Stored data entries:
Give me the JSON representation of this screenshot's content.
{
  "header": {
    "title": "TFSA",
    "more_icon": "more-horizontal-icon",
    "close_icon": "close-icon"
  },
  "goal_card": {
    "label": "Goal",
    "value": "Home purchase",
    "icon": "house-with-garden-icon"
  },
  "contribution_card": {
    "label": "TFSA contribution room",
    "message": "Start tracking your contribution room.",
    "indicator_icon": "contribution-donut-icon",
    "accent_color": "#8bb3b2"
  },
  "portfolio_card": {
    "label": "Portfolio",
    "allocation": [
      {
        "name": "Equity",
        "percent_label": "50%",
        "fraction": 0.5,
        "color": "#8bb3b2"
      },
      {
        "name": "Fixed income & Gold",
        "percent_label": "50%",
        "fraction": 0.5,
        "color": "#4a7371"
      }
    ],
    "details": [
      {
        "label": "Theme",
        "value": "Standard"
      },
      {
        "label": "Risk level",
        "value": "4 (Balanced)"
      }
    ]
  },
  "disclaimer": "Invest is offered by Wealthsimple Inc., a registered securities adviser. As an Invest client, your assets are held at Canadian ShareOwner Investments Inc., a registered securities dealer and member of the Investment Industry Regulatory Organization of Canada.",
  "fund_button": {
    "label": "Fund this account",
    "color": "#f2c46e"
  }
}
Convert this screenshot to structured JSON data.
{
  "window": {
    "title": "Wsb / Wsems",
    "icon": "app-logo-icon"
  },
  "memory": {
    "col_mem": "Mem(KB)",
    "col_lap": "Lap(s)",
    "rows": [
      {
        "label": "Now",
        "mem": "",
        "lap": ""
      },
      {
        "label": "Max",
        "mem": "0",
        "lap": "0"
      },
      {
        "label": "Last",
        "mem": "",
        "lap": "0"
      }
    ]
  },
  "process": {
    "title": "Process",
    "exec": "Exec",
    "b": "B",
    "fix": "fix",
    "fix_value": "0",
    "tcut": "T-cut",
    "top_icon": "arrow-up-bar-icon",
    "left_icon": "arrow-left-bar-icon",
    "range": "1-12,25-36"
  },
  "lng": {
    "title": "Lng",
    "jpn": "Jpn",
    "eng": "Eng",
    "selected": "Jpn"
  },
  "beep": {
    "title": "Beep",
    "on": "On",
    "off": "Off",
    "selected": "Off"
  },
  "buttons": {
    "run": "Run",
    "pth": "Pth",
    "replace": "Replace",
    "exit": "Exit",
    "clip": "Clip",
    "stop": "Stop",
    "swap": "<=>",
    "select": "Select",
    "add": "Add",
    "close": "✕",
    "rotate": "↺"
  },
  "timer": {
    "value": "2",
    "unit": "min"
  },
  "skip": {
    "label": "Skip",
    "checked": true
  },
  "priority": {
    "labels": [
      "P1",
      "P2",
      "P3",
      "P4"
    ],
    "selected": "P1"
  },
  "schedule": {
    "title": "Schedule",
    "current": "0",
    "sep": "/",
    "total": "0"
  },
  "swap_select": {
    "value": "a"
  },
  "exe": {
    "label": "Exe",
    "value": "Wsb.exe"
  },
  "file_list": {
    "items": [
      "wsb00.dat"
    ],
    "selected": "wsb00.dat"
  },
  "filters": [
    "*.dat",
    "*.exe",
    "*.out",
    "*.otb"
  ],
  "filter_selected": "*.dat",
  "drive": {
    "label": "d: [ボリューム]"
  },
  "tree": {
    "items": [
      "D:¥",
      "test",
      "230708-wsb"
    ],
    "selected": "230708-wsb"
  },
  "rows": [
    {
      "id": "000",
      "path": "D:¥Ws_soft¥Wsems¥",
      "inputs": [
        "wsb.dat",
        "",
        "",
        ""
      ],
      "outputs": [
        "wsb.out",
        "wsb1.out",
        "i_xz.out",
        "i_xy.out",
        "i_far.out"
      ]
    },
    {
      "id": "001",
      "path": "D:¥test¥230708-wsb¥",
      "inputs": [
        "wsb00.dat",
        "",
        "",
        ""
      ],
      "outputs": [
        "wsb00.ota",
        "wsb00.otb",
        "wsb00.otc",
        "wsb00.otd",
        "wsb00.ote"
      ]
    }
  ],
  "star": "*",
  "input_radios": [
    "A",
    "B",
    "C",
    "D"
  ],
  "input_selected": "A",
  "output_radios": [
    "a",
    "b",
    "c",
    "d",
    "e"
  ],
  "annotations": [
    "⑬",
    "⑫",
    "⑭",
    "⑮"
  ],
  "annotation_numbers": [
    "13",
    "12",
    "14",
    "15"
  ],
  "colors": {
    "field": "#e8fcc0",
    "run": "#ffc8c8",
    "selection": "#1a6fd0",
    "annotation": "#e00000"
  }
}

● PROBLEM TO WORK ON: Write out the full set of records exactly as given.

● ANSWER TO THE PROBLEM:
Give me the JSON representation of this screenshot's content.
{
  "header": {
    "title": "TFSA",
    "more_icon": "more-horizontal-icon",
    "close_icon": "close-icon"
  },
  "goal_card": {
    "label": "Goal",
    "value": "Home purchase",
    "icon": "house-with-garden-icon"
  },
  "contribution_card": {
    "label": "TFSA contribution room",
    "message": "Start tracking your contribution room.",
    "indicator_icon": "contribution-donut-icon",
    "accent_color": "#8bb3b2"
  },
  "portfolio_card": {
    "label": "Portfolio",
    "allocation": [
      {
        "name": "Equity",
        "percent_label": "50%",
        "fraction": 0.5,
        "color": "#8bb3b2"
      },
      {
        "name": "Fixed income & Gold",
        "percent_label": "50%",
        "fraction": 0.5,
        "color": "#4a7371"
      }
    ],
    "details": [
      {
        "label": "Theme",
        "value": "Standard"
      },
      {
        "label": "Risk level",
        "value": "4 (Balanced)"
      }
    ]
  },
  "disclaimer": "Invest is offered by Wealthsimple Inc., a registered securities adviser. As an Invest client, your assets are held at Canadian ShareOwner Investments Inc., a registered securities dealer and member of the Investment Industry Regulatory Organization of Canada.",
  "fund_button": {
    "label": "Fund this account",
    "color": "#f2c46e"
  }
}
Convert this screenshot to structured JSON data.
{
  "window": {
    "title": "Wsb / Wsems",
    "icon": "app-logo-icon"
  },
  "memory": {
    "col_mem": "Mem(KB)",
    "col_lap": "Lap(s)",
    "rows": [
      {
        "label": "Now",
        "mem": "",
        "lap": ""
      },
      {
        "label": "Max",
        "mem": "0",
        "lap": "0"
      },
      {
        "label": "Last",
        "mem": "",
        "lap": "0"
      }
    ]
  },
  "process": {
    "title": "Process",
    "exec": "Exec",
    "b": "B",
    "fix": "fix",
    "fix_value": "0",
    "tcut": "T-cut",
    "top_icon": "arrow-up-bar-icon",
    "left_icon": "arrow-left-bar-icon",
    "range": "1-12,25-36"
  },
  "lng": {
    "title": "Lng",
    "jpn": "Jpn",
    "eng": "Eng",
    "selected": "Jpn"
  },
  "beep": {
    "title": "Beep",
    "on": "On",
    "off": "Off",
    "selected": "Off"
  },
  "buttons": {
    "run": "Run",
    "pth": "Pth",
    "replace": "Replace",
    "exit": "Exit",
    "clip": "Clip",
    "stop": "Stop",
    "swap": "<=>",
    "select": "Select",
    "add": "Add",
    "close": "✕",
    "rotate": "↺"
  },
  "timer": {
    "value": "2",
    "unit": "min"
  },
  "skip": {
    "label": "Skip",
    "checked": true
  },
  "priority": {
    "labels": [
      "P1",
      "P2",
      "P3",
      "P4"
    ],
    "selected": "P1"
  },
  "schedule": {
    "title": "Schedule",
    "current": "0",
    "sep": "/",
    "total": "0"
  },
  "swap_select": {
    "value": "a"
  },
  "exe": {
    "label": "Exe",
    "value": "Wsb.exe"
  },
  "file_list": {
    "items": [
      "wsb00.dat"
    ],
    "selected": "wsb00.dat"
  },
  "filters": [
    "*.dat",
    "*.exe",
    "*.out",
    "*.otb"
  ],
  "filter_selected": "*.dat",
  "drive": {
    "label": "d: [ボリューム]"
  },
  "tree": {
    "items": [
      "D:¥",
      "test",
      "230708-wsb"
    ],
    "selected": "230708-wsb"
  },
  "rows": [
    {
      "id": "000",
      "path": "D:¥Ws_soft¥Wsems¥",
      "inputs": [
        "wsb.dat",
        "",
        "",
        ""
      ],
      "outputs": [
        "wsb.out",
        "wsb1.out",
        "i_xz.out",
        "i_xy.out",
        "i_far.out"
      ]
    },
    {
      "id": "001",
      "path": "D:¥test¥230708-wsb¥",
      "inputs": [
        "wsb00.dat",
        "",
        "",
        ""
      ],
      "outputs": [
        "wsb00.ota",
        "wsb00.otb",
        "wsb00.otc",
        "wsb00.otd",
        "wsb00.ote"
      ]
    }
  ],
  "star": "*",
  "input_radios": [
    "A",
    "B",
    "C",
    "D"
  ],
  "input_selected": "A",
  "output_radios": [
    "a",
    "b",
    "c",
    "d",
    "e"
  ],
  "annotations": [
    "⑬",
    "⑫",
    "⑭",
    "⑮"
  ],
  "annotation_numbers": [
    "13",
    "12",
    "14",
    "15"
  ],
  "colors": {
    "field": "#e8fcc0",
    "run": "#ffc8c8",
    "selection": "#1a6fd0",
    "annotation": "#e00000"
  }
}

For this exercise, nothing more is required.